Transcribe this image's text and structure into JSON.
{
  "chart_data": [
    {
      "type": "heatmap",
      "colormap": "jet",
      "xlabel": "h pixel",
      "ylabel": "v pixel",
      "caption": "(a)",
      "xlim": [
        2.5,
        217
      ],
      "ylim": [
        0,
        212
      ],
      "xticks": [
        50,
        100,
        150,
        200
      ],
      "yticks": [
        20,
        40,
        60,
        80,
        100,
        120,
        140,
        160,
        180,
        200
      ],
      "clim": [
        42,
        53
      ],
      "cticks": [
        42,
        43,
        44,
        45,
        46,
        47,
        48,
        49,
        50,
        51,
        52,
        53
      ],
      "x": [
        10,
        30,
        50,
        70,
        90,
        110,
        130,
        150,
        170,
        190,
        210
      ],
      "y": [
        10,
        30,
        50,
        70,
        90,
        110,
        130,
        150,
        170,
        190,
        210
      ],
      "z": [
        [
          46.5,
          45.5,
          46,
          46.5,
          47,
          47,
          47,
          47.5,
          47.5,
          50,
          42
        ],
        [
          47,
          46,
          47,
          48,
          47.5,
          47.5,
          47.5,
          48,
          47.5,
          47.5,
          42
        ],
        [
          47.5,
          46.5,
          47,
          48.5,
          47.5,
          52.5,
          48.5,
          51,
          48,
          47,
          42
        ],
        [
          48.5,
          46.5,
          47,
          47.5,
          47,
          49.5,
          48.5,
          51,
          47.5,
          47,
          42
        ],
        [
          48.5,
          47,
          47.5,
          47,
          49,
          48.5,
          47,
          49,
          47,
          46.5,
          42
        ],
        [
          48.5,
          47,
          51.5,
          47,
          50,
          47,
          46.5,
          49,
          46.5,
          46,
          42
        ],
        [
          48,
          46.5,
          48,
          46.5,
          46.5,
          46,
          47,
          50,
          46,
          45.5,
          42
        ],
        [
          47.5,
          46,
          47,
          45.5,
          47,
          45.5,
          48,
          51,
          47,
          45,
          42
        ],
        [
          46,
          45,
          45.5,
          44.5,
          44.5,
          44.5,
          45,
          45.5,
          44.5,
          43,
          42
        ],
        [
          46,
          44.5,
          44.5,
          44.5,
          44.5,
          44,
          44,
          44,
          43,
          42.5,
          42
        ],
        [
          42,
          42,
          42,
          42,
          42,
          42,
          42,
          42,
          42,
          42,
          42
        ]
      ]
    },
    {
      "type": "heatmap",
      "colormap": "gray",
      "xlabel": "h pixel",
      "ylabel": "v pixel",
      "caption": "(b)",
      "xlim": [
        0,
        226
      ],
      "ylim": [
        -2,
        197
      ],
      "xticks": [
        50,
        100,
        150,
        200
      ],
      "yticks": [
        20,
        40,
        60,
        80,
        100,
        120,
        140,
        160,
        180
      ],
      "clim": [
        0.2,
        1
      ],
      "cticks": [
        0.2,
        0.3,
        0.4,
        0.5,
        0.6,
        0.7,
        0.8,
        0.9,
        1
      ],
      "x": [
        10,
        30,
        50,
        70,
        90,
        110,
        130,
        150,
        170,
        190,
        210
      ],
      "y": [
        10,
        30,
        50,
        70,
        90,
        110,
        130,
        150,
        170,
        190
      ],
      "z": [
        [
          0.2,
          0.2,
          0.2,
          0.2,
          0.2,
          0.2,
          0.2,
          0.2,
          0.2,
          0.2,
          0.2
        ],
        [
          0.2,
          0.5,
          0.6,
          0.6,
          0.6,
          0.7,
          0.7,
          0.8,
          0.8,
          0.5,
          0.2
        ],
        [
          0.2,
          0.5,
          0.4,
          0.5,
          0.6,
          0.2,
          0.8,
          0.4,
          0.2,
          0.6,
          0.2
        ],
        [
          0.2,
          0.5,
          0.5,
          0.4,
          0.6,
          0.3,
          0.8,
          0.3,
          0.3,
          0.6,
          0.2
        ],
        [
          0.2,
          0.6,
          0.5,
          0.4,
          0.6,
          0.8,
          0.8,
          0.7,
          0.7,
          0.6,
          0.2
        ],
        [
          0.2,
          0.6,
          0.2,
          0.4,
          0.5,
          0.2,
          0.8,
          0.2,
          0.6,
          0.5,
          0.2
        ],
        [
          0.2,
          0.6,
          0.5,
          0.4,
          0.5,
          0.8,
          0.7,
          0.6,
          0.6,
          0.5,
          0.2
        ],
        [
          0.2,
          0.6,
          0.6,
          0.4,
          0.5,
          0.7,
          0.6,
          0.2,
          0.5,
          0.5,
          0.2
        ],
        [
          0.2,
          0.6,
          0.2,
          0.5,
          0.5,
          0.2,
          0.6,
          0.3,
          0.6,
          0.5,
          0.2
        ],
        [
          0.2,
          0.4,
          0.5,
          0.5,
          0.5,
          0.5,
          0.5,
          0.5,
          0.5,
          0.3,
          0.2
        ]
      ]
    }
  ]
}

▶ [Task instructions] Copy every line exactly. Leave nothing out.

▶ [Full answer]
Transcribe this image's text and structure into JSON.
{
  "chart_data": [
    {
      "type": "heatmap",
      "colormap": "jet",
      "xlabel": "h pixel",
      "ylabel": "v pixel",
      "caption": "(a)",
      "xlim": [
        2.5,
        217
      ],
      "ylim": [
        0,
        212
      ],
      "xticks": [
        50,
        100,
        150,
        200
      ],
      "yticks": [
        20,
        40,
        60,
        80,
        100,
        120,
        140,
        160,
        180,
        200
      ],
      "clim": [
        42,
        53
      ],
      "cticks": [
        42,
        43,
        44,
        45,
        46,
        47,
        48,
        49,
        50,
        51,
        52,
        53
      ],
      "x": [
        10,
        30,
        50,
        70,
        90,
        110,
        130,
        150,
        170,
        190,
        210
      ],
      "y": [
        10,
        30,
        50,
        70,
        90,
        110,
        130,
        150,
        170,
        190,
        210
      ],
      "z": [
        [
          46.5,
          45.5,
          46,
          46.5,
          47,
          47,
          47,
          47.5,
          47.5,
          50,
          42
        ],
        [
          47,
          46,
          47,
          48,
          47.5,
          47.5,
          47.5,
          48,
          47.5,
          47.5,
          42
        ],
        [
          47.5,
          46.5,
          47,
          48.5,
          47.5,
          52.5,
          48.5,
          51,
          48,
          47,
          42
        ],
        [
          48.5,
          46.5,
          47,
          47.5,
          47,
          49.5,
          48.5,
          51,
          47.5,
          47,
          42
        ],
        [
          48.5,
          47,
          47.5,
          47,
          49,
          48.5,
          47,
          49,
          47,
          46.5,
          42
        ],
        [
          48.5,
          47,
          51.5,
          47,
          50,
          47,
          46.5,
          49,
          46.5,
          46,
          42
        ],
        [
          48,
          46.5,
          48,
          46.5,
          46.5,
          46,
          47,
          50,
          46,
          45.5,
          42
        ],
        [
          47.5,
          46,
          47,
          45.5,
          47,
          45.5,
          48,
          51,
          47,
          45,
          42
        ],
        [
          46,
          45,
          45.5,
          44.5,
          44.5,
          44.5,
          45,
          45.5,
          44.5,
          43,
          42
        ],
        [
          46,
          44.5,
          44.5,
          44.5,
          44.5,
          44,
          44,
          44,
          43,
          42.5,
          42
        ],
        [
          42,
          42,
          42,
          42,
          42,
          42,
          42,
          42,
          42,
          42,
          42
        ]
      ]
    },
    {
      "type": "heatmap",
      "colormap": "gray",
      "xlabel": "h pixel",
      "ylabel": "v pixel",
      "caption": "(b)",
      "xlim": [
        0,
        226
      ],
      "ylim": [
        -2,
        197
      ],
      "xticks": [
        50,
        100,
        150,
        200
      ],
      "yticks": [
        20,
        40,
        60,
        80,
        100,
        120,
        140,
        160,
        180
      ],
      "clim": [
        0.2,
        1
      ],
      "cticks": [
        0.2,
        0.3,
        0.4,
        0.5,
        0.6,
        0.7,
        0.8,
        0.9,
        1
      ],
      "x": [
        10,
        30,
        50,
        70,
        90,
        110,
        130,
        150,
        170,
        190,
        210
      ],
      "y": [
        10,
        30,
        50,
        70,
        90,
        110,
        130,
        150,
        170,
        190
      ],
      "z": [
        [
          0.2,
          0.2,
          0.2,
          0.2,
          0.2,
          0.2,
          0.2,
          0.2,
          0.2,
          0.2,
          0.2
        ],
        [
          0.2,
          0.5,
          0.6,
          0.6,
          0.6,
          0.7,
          0.7,
          0.8,
          0.8,
          0.5,
          0.2
        ],
        [
          0.2,
          0.5,
          0.4,
          0.5,
          0.6,
          0.2,
          0.8,
          0.4,
          0.2,
          0.6,
          0.2
        ],
        [
          0.2,
          0.5,
          0.5,
          0.4,
          0.6,
          0.3,
          0.8,
          0.3,
          0.3,
          0.6,
          0.2
        ],
        [
          0.2,
          0.6,
          0.5,
          0.4,
          0.6,
          0.8,
          0.8,
          0.7,
          0.7,
          0.6,
          0.2
        ],
        [
          0.2,
          0.6,
          0.2,
          0.4,
          0.5,
          0.2,
          0.8,
          0.2,
          0.6,
          0.5,
          0.2
        ],
        [
          0.2,
          0.6,
          0.5,
          0.4,
          0.5,
          0.8,
          0.7,
          0.6,
          0.6,
          0.5,
          0.2
        ],
        [
          0.2,
          0.6,
          0.6,
          0.4,
          0.5,
          0.7,
          0.6,
          0.2,
          0.5,
          0.5,
          0.2
        ],
        [
          0.2,
          0.6,
          0.2,
          0.5,
          0.5,
          0.2,
          0.6,
          0.3,
          0.6,
          0.5,
          0.2
        ],
        [
          0.2,
          0.4,
          0.5,
          0.5,
          0.5,
          0.5,
          0.5,
          0.5,
          0.5,
          0.3,
          0.2
        ]
      ]
    }
  ]
}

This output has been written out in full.